AIM:
Copy all the material that follows, keeping every character the same.

INFORMATION GIVEN:
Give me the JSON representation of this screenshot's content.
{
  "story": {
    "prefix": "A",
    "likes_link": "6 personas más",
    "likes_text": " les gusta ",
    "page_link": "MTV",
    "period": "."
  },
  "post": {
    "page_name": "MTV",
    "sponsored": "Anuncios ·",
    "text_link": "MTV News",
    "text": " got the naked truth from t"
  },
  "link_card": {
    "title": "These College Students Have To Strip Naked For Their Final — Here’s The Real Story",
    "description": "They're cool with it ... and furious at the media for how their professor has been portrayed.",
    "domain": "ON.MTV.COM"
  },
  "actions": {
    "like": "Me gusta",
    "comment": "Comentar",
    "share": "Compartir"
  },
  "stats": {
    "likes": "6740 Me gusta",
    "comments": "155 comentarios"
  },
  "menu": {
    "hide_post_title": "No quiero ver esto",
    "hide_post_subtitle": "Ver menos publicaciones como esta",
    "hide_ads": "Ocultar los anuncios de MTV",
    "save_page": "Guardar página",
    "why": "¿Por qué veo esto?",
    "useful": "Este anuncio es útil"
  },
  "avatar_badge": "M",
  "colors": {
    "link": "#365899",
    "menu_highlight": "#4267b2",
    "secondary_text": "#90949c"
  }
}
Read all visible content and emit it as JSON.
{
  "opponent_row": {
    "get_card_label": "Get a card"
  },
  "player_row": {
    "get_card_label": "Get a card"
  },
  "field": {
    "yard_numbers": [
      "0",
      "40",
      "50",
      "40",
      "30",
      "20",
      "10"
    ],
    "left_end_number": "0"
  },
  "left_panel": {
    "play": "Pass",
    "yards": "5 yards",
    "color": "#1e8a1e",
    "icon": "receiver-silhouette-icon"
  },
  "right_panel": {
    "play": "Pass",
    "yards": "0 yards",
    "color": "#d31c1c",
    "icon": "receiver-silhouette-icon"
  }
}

COMPLETED EXERCISE:
Give me the JSON representation of this screenshot's content.
{
  "story": {
    "prefix": "A",
    "likes_link": "6 personas más",
    "likes_text": " les gusta ",
    "page_link": "MTV",
    "period": "."
  },
  "post": {
    "page_name": "MTV",
    "sponsored": "Anuncios ·",
    "text_link": "MTV News",
    "text": " got the naked truth from t"
  },
  "link_card": {
    "title": "These College Students Have To Strip Naked For Their Final — Here’s The Real Story",
    "description": "They're cool with it ... and furious at the media for how their professor has been portrayed.",
    "domain": "ON.MTV.COM"
  },
  "actions": {
    "like": "Me gusta",
    "comment": "Comentar",
    "share": "Compartir"
  },
  "stats": {
    "likes": "6740 Me gusta",
    "comments": "155 comentarios"
  },
  "menu": {
    "hide_post_title": "No quiero ver esto",
    "hide_post_subtitle": "Ver menos publicaciones como esta",
    "hide_ads": "Ocultar los anuncios de MTV",
    "save_page": "Guardar página",
    "why": "¿Por qué veo esto?",
    "useful": "Este anuncio es útil"
  },
  "avatar_badge": "M",
  "colors": {
    "link": "#365899",
    "menu_highlight": "#4267b2",
    "secondary_text": "#90949c"
  }
}
Read all visible content and emit it as JSON.
{
  "opponent_row": {
    "get_card_label": "Get a card"
  },
  "player_row": {
    "get_card_label": "Get a card"
  },
  "field": {
    "yard_numbers": [
      "0",
      "40",
      "50",
      "40",
      "30",
      "20",
      "10"
    ],
    "left_end_number": "0"
  },
  "left_panel": {
    "play": "Pass",
    "yards": "5 yards",
    "color": "#1e8a1e",
    "icon": "receiver-silhouette-icon"
  },
  "right_panel": {
    "play": "Pass",
    "yards": "0 yards",
    "color": "#d31c1c",
    "icon": "receiver-silhouette-icon"
  }
}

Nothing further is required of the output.